**Dataset excerpts:**
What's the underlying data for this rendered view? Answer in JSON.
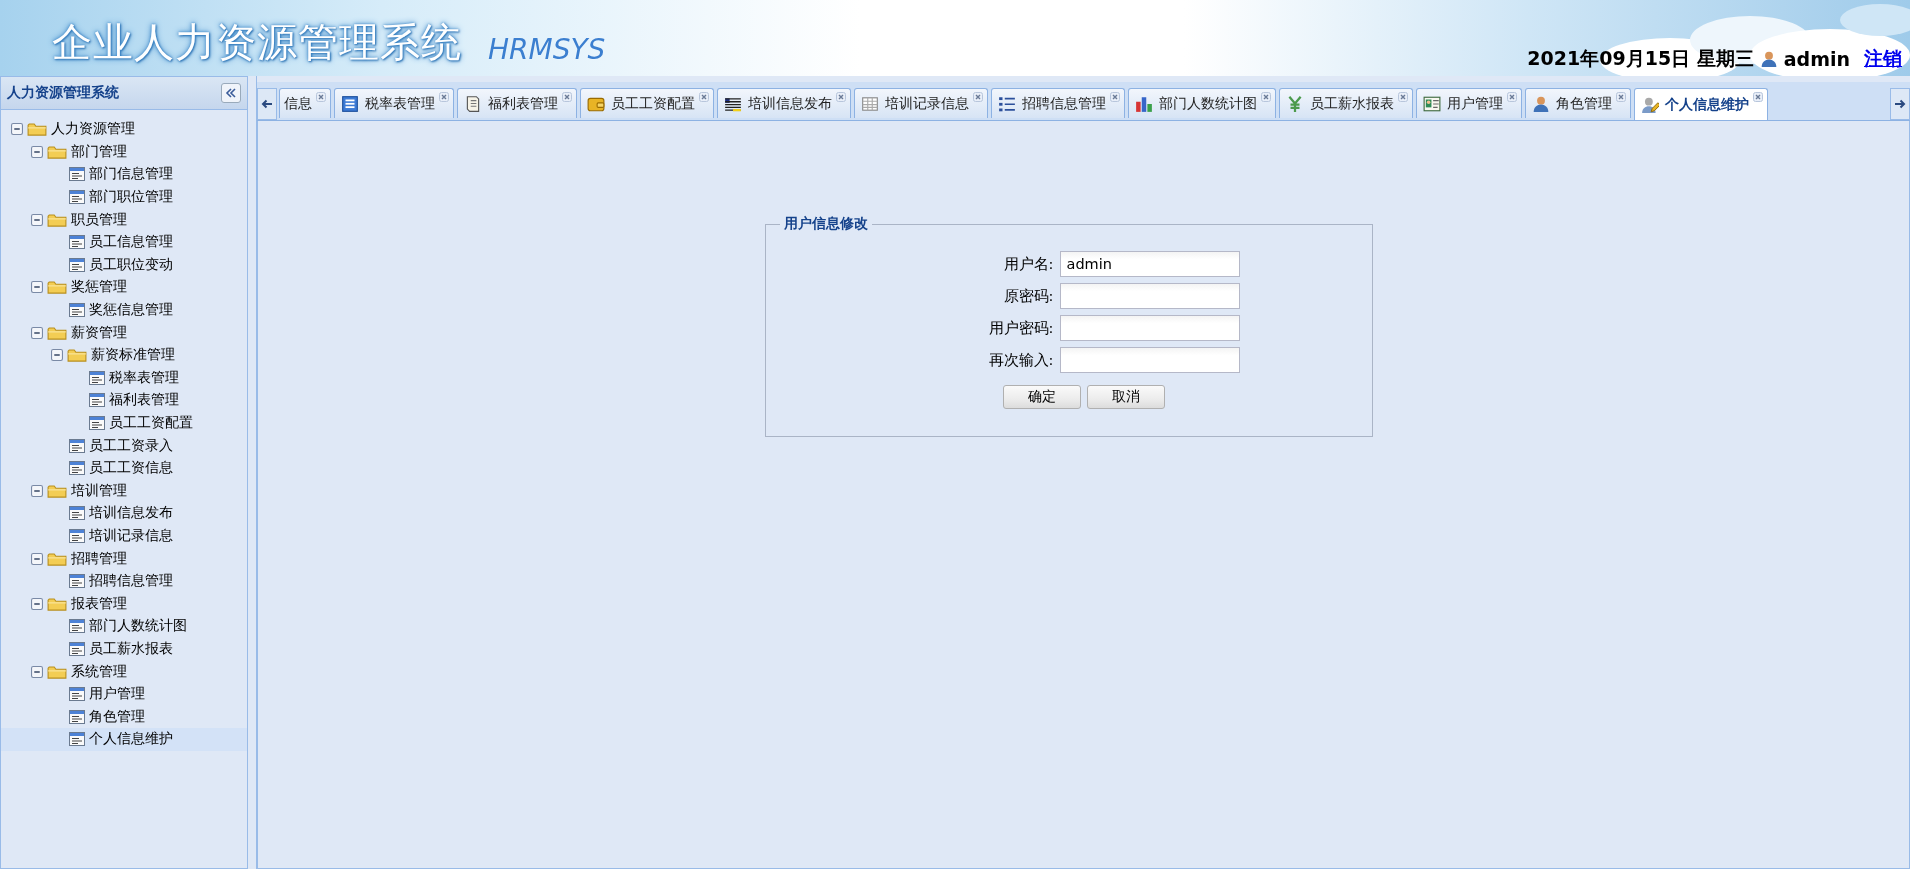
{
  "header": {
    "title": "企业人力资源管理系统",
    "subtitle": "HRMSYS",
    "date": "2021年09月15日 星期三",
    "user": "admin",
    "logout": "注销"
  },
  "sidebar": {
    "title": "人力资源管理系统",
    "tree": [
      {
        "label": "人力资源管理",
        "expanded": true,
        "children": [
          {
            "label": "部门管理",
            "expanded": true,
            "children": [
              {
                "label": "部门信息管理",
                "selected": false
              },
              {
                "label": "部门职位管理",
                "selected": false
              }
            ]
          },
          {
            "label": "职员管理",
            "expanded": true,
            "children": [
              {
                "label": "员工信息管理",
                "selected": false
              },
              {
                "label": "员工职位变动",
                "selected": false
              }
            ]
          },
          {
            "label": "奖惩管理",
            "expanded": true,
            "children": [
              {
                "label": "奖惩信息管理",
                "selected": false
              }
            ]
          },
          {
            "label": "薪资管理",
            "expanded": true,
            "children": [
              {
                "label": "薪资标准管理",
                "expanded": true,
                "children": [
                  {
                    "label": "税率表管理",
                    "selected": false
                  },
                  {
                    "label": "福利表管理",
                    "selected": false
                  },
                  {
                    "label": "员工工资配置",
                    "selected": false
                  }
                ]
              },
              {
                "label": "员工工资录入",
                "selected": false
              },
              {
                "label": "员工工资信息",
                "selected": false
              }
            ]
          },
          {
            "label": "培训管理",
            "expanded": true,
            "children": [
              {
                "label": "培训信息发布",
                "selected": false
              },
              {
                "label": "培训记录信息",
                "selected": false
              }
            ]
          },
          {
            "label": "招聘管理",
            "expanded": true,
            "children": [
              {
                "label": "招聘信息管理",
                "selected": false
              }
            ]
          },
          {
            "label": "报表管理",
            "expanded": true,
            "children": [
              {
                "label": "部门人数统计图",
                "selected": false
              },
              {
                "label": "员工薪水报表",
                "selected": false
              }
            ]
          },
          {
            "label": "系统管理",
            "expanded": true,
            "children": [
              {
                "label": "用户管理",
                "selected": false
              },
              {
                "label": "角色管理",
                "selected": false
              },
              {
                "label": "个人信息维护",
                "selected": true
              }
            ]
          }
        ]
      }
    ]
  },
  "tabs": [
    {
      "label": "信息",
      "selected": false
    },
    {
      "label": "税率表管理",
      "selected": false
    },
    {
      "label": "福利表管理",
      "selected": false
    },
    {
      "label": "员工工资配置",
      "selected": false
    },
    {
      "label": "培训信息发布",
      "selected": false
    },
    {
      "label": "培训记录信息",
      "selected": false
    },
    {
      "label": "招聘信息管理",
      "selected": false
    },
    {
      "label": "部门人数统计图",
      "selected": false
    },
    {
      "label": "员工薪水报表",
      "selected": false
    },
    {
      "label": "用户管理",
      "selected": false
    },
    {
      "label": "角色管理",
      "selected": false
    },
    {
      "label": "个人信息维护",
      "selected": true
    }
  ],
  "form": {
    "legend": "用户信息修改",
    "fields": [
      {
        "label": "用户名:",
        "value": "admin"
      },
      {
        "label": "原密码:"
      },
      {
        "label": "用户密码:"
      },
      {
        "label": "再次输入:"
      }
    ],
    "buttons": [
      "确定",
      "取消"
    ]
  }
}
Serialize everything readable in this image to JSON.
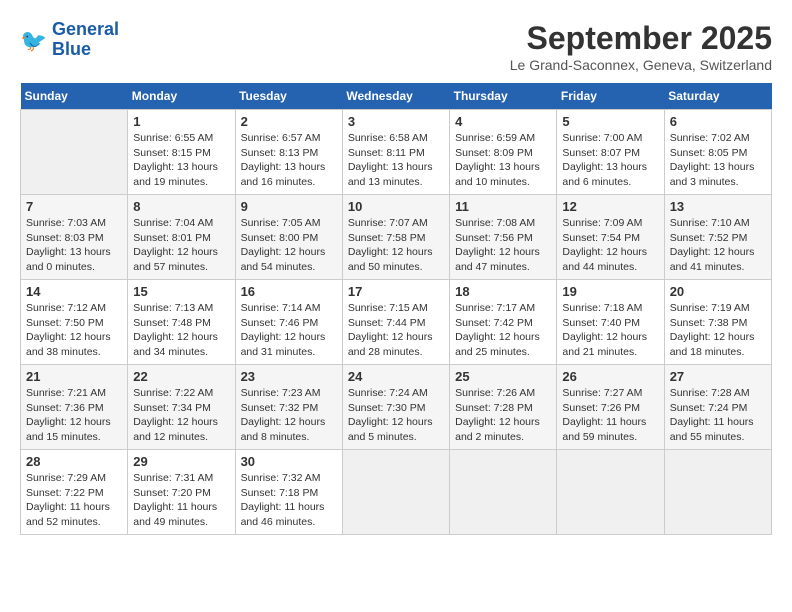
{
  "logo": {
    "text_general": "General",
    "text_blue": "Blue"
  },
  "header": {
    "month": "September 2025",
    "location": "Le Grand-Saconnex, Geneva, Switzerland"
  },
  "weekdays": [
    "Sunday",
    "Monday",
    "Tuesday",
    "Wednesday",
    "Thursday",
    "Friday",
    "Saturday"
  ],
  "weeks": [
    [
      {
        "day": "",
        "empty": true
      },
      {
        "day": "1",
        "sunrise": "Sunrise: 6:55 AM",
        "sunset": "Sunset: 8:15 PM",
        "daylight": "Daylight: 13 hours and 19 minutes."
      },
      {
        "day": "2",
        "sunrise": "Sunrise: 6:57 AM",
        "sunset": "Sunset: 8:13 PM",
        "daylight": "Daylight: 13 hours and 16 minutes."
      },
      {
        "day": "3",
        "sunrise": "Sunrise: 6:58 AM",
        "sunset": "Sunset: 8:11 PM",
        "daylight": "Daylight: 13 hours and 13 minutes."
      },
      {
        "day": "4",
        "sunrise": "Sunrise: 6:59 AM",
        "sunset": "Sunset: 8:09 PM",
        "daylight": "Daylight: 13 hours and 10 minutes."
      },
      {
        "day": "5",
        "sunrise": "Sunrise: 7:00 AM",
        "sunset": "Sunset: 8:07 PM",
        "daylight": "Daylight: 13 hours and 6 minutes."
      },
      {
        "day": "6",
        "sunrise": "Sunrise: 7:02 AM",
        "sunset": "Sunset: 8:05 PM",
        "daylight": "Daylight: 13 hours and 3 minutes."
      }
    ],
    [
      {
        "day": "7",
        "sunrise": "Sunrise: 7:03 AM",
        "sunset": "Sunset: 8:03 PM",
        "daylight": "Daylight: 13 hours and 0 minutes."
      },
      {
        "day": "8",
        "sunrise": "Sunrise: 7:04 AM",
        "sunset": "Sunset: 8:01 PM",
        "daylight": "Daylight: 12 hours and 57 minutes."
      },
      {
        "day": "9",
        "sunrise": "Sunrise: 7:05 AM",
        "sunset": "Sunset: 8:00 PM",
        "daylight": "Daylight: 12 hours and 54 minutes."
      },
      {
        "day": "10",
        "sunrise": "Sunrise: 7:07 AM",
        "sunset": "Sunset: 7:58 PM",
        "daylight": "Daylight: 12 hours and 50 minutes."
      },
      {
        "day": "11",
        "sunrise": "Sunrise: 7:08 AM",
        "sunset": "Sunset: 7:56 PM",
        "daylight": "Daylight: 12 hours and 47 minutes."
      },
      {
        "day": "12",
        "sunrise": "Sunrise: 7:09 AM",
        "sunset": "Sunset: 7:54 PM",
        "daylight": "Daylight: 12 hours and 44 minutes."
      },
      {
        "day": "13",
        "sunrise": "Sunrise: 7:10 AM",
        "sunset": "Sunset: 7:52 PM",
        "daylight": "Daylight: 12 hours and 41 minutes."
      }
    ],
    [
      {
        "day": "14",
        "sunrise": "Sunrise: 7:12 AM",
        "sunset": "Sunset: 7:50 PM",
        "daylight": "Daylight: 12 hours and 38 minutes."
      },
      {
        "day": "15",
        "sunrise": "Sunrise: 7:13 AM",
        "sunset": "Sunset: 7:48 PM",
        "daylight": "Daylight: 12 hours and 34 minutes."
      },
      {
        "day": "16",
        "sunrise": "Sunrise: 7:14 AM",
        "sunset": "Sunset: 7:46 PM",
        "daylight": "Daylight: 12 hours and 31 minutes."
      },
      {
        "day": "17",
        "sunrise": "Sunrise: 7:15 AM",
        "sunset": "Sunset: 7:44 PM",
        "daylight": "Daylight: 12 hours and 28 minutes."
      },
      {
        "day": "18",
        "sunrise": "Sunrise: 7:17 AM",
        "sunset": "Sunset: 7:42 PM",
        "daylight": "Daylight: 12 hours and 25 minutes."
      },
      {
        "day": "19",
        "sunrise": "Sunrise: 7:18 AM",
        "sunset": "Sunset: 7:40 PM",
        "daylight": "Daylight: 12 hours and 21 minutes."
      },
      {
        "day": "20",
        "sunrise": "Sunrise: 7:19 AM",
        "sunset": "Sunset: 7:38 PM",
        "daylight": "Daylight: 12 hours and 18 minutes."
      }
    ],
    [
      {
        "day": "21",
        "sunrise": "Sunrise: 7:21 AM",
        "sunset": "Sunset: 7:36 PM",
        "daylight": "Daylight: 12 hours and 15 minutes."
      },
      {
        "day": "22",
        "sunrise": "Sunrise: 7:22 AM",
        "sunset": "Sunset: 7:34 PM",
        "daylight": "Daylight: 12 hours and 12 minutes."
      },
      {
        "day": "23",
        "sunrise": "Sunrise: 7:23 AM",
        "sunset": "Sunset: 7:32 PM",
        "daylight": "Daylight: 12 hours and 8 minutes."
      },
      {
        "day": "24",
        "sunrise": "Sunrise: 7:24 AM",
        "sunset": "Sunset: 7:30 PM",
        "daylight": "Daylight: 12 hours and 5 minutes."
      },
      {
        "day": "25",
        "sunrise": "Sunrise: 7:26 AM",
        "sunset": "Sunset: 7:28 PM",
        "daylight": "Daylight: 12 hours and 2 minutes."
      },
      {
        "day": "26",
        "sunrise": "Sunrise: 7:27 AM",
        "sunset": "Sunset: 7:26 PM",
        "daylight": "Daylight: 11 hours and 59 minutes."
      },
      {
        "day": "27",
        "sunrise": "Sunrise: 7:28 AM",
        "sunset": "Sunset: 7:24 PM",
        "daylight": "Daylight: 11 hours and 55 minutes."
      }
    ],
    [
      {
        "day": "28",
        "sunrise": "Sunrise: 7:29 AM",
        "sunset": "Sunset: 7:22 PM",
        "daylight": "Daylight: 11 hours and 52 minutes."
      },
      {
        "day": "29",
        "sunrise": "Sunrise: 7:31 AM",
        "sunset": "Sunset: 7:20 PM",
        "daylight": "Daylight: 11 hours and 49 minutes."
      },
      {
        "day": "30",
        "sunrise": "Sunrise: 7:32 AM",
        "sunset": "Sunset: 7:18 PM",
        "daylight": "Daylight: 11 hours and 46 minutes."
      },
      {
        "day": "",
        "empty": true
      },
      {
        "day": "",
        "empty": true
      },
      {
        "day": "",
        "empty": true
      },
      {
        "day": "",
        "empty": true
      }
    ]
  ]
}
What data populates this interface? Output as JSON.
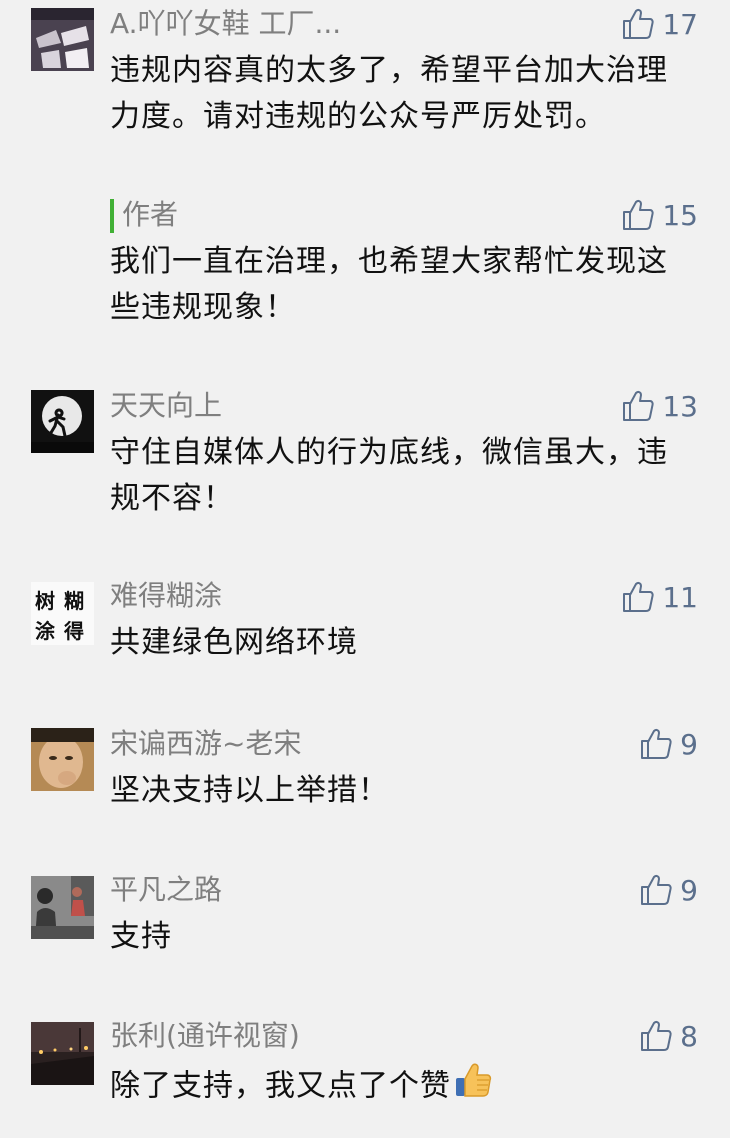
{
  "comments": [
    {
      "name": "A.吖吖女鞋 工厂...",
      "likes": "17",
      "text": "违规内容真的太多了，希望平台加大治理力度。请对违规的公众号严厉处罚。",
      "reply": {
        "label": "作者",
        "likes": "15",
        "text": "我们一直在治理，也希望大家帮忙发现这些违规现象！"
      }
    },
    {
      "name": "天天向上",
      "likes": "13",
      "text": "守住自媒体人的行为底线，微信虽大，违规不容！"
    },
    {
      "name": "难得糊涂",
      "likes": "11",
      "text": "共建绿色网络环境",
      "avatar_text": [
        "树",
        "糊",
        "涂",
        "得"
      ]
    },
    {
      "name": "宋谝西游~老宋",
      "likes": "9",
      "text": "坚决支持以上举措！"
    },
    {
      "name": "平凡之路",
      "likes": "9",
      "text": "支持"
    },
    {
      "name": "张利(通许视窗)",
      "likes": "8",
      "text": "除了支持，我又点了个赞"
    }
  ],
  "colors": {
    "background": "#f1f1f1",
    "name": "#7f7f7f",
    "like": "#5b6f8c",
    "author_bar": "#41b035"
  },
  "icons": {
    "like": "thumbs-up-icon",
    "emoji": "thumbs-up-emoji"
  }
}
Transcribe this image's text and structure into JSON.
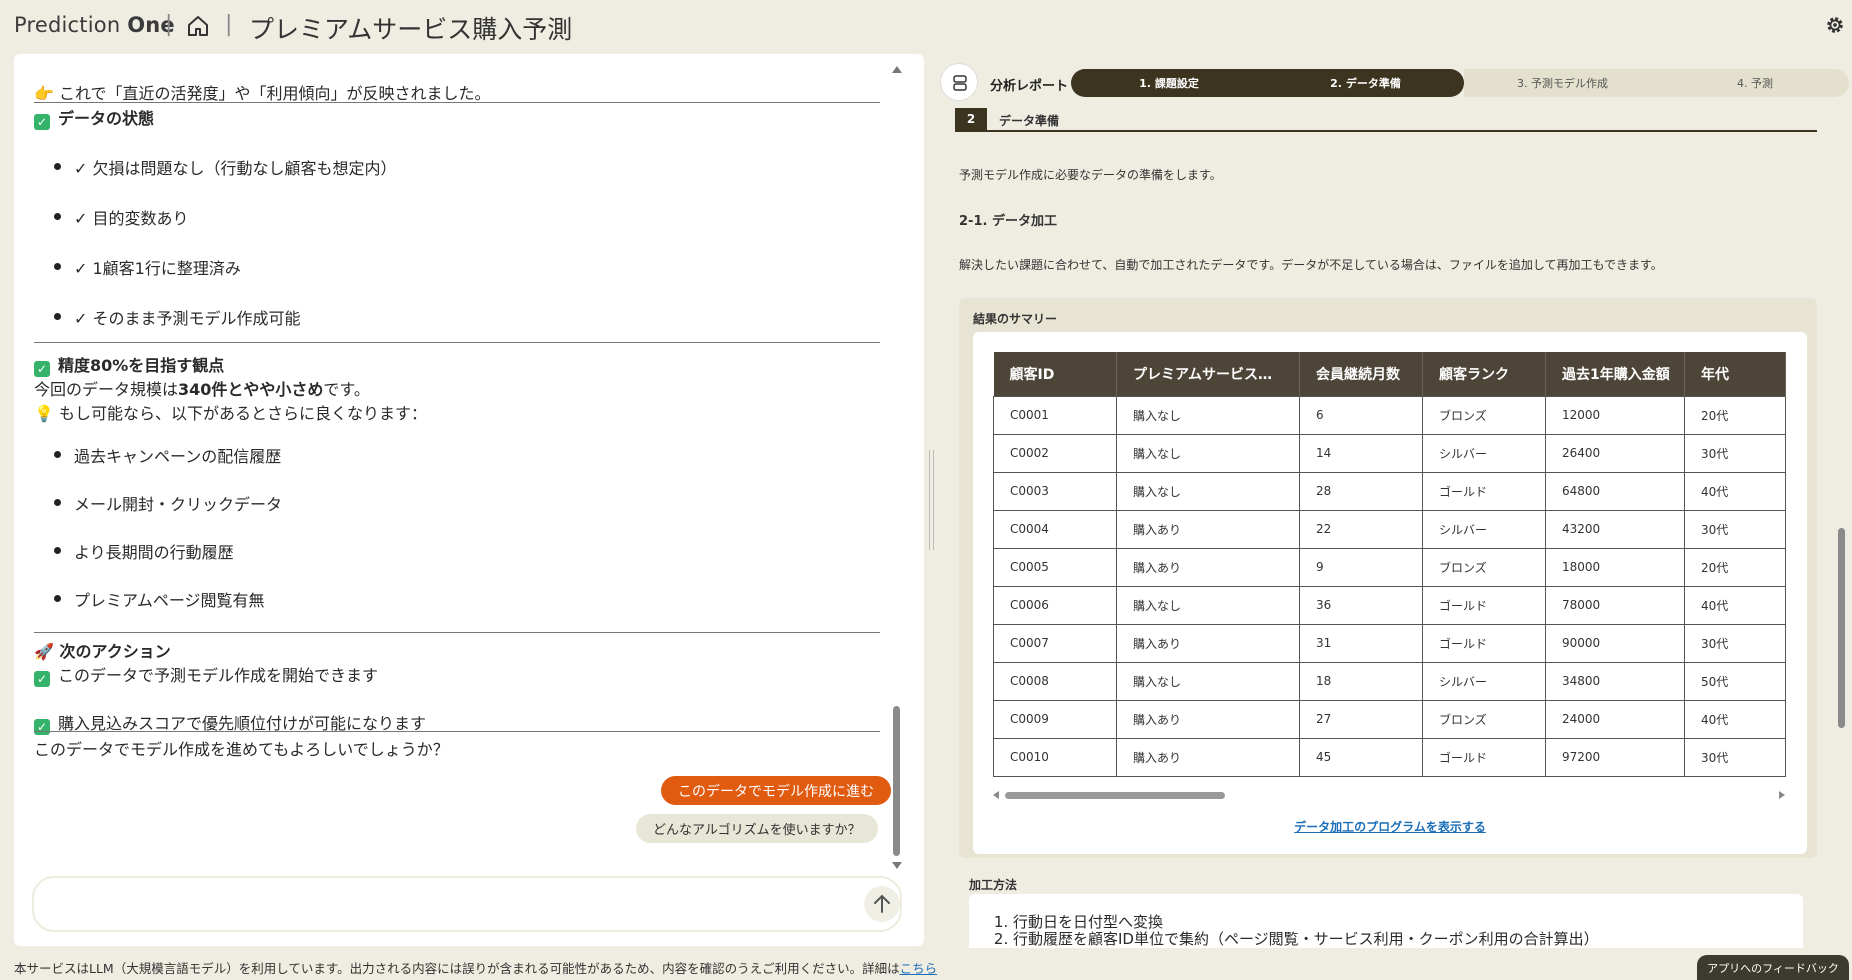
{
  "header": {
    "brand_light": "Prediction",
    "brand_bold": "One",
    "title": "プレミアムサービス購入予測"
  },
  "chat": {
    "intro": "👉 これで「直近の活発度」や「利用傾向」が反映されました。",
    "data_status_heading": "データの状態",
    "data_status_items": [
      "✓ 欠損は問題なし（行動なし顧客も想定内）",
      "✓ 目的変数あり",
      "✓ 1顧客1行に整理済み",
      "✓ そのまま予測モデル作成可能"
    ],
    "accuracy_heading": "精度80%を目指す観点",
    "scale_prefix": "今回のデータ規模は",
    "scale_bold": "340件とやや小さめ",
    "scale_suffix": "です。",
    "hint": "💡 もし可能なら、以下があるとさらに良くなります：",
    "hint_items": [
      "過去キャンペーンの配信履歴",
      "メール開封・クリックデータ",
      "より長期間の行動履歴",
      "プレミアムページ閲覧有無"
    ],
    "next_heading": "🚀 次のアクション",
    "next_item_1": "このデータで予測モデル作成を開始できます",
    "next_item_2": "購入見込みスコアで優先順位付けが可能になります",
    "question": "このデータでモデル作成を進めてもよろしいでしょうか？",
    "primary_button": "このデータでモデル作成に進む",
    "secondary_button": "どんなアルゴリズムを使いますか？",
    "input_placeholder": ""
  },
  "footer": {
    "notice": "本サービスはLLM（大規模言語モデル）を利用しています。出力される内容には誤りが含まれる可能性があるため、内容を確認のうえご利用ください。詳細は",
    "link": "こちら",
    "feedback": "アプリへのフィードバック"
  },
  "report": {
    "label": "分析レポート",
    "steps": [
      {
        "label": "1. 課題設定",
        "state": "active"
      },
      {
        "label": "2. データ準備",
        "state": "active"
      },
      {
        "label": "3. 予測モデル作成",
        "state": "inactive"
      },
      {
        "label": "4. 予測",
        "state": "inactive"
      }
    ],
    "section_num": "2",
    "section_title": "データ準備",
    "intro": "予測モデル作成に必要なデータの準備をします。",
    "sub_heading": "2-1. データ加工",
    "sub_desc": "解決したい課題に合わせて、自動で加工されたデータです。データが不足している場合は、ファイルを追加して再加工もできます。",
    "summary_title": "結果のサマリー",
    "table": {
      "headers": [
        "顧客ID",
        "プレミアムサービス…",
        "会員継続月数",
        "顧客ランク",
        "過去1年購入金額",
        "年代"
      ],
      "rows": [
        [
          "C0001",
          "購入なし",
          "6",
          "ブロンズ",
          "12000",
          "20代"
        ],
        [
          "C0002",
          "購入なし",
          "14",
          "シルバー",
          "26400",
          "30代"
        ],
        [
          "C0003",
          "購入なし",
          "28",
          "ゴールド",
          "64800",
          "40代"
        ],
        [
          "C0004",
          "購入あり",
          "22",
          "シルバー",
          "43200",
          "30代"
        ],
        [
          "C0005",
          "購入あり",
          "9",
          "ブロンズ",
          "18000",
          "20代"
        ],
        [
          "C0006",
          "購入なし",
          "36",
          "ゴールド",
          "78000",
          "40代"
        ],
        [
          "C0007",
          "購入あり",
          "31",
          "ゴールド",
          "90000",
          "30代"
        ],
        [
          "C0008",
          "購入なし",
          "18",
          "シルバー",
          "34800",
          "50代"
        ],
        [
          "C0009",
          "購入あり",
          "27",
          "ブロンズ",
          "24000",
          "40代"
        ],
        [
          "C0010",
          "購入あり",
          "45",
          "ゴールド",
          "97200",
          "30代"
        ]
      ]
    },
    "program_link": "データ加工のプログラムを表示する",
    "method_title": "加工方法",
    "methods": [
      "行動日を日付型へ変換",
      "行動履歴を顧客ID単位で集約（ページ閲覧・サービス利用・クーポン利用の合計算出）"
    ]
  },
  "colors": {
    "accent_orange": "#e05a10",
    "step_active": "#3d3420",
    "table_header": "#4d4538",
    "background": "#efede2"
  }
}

**Problem requirements:** Scan the listing above. Gather each line that contains the word "background".

**Final result:**
    "background": "#f1f1f1",
    "background": "#efede2"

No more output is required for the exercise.